§ **WRITTEN EXERCISE**: Transcribe the records below exactly, leaving out any pictures.

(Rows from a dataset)
.....
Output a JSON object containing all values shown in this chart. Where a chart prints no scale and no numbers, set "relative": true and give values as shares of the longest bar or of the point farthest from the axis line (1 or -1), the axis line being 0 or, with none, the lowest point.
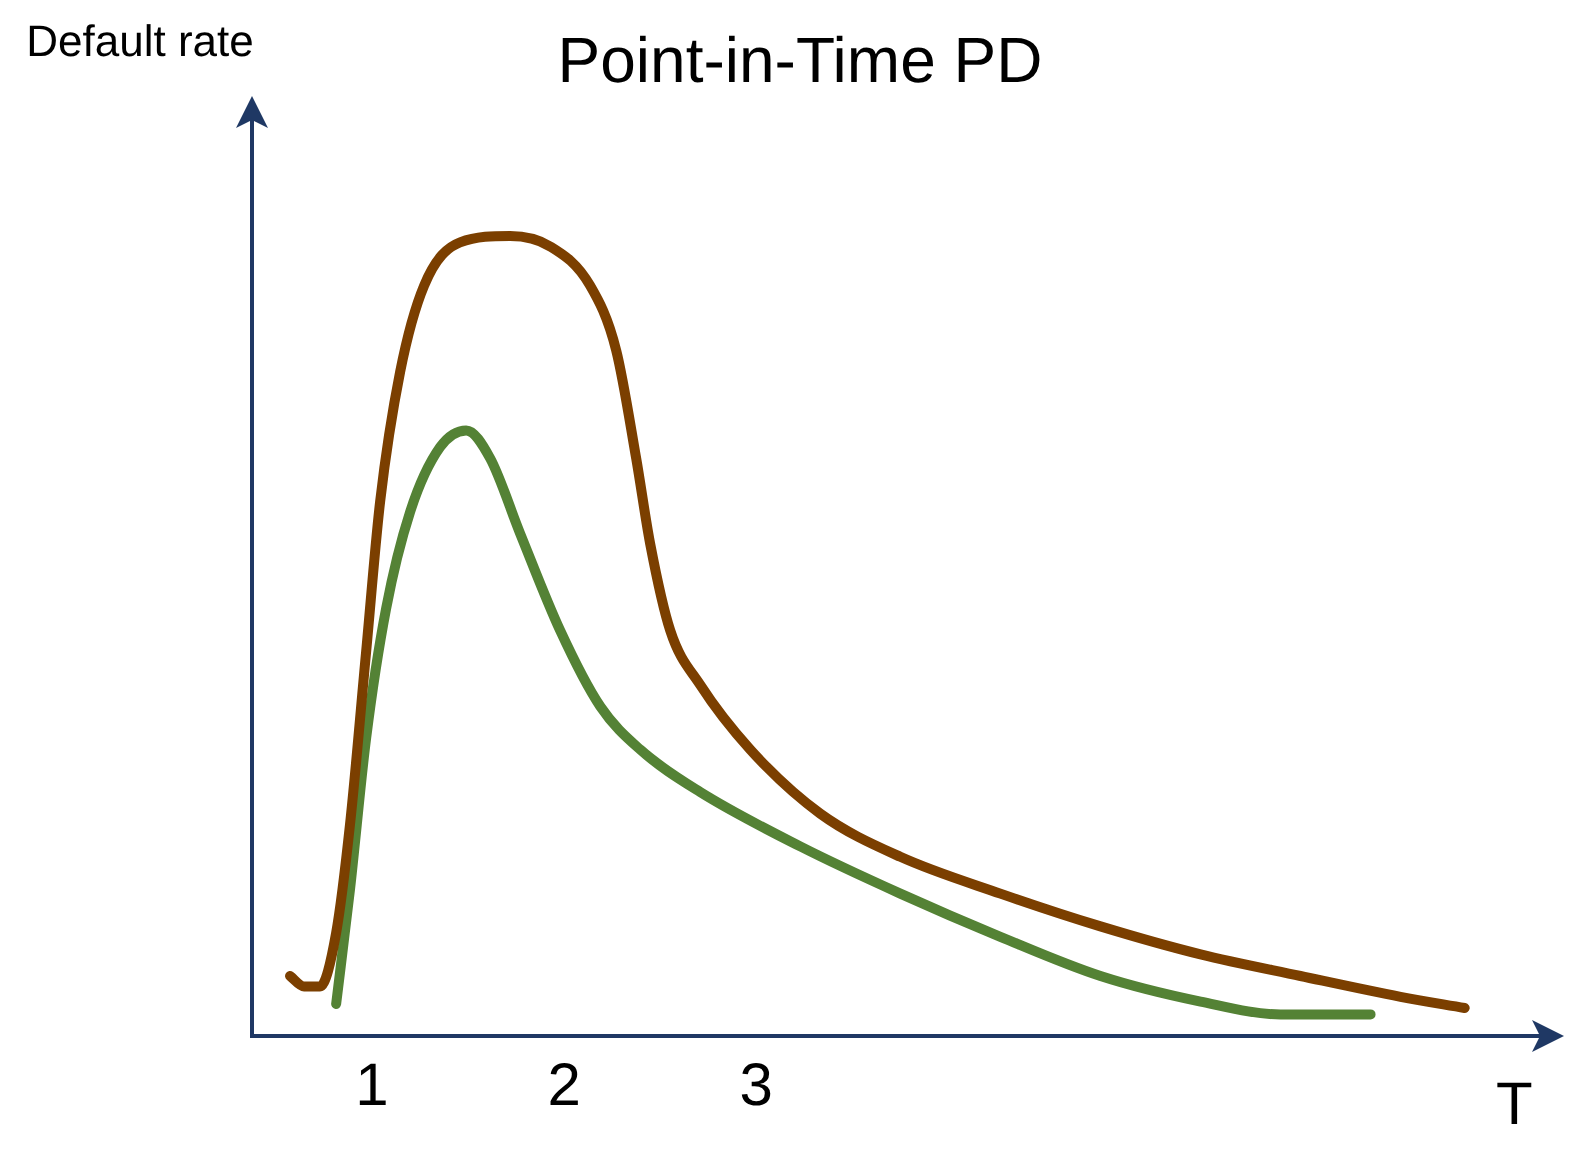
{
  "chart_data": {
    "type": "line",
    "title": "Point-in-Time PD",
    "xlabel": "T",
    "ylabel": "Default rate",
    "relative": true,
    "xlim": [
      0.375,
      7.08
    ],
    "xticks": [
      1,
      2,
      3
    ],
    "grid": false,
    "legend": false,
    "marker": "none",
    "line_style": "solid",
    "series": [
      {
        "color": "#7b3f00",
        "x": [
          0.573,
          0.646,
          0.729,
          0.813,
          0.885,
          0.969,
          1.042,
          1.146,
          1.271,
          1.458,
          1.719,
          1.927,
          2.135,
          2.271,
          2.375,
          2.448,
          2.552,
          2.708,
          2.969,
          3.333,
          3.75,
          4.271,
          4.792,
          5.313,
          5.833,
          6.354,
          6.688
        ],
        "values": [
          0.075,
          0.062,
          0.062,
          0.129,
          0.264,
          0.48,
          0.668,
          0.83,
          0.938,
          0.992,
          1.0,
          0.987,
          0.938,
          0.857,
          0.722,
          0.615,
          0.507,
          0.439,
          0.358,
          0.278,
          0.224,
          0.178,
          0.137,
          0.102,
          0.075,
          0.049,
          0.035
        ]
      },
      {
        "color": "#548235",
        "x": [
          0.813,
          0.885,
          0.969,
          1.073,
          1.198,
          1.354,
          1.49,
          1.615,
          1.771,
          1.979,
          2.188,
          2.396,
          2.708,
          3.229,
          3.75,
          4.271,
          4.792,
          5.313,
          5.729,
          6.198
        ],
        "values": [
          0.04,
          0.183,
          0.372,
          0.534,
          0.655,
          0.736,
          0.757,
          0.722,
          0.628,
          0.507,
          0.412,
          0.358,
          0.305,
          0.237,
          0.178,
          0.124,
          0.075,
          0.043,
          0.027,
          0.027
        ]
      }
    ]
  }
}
.....
§ **REPLY**:
Output a JSON object containing all values shown in this chart. Where a chart prints no scale and no numbers, set "relative": true and give values as shares of the longest bar or of the point farthest from the axis line (1 or -1), the axis line being 0 or, with none, the lowest point.
{
  "chart_data": {
    "type": "line",
    "title": "Point-in-Time PD",
    "xlabel": "T",
    "ylabel": "Default rate",
    "relative": true,
    "xlim": [
      0.375,
      7.08
    ],
    "xticks": [
      1,
      2,
      3
    ],
    "grid": false,
    "legend": false,
    "marker": "none",
    "line_style": "solid",
    "series": [
      {
        "color": "#7b3f00",
        "x": [
          0.573,
          0.646,
          0.729,
          0.813,
          0.885,
          0.969,
          1.042,
          1.146,
          1.271,
          1.458,
          1.719,
          1.927,
          2.135,
          2.271,
          2.375,
          2.448,
          2.552,
          2.708,
          2.969,
          3.333,
          3.75,
          4.271,
          4.792,
          5.313,
          5.833,
          6.354,
          6.688
        ],
        "values": [
          0.075,
          0.062,
          0.062,
          0.129,
          0.264,
          0.48,
          0.668,
          0.83,
          0.938,
          0.992,
          1.0,
          0.987,
          0.938,
          0.857,
          0.722,
          0.615,
          0.507,
          0.439,
          0.358,
          0.278,
          0.224,
          0.178,
          0.137,
          0.102,
          0.075,
          0.049,
          0.035
        ]
      },
      {
        "color": "#548235",
        "x": [
          0.813,
          0.885,
          0.969,
          1.073,
          1.198,
          1.354,
          1.49,
          1.615,
          1.771,
          1.979,
          2.188,
          2.396,
          2.708,
          3.229,
          3.75,
          4.271,
          4.792,
          5.313,
          5.729,
          6.198
        ],
        "values": [
          0.04,
          0.183,
          0.372,
          0.534,
          0.655,
          0.736,
          0.757,
          0.722,
          0.628,
          0.507,
          0.412,
          0.358,
          0.305,
          0.237,
          0.178,
          0.124,
          0.075,
          0.043,
          0.027,
          0.027
        ]
      }
    ]
  }
}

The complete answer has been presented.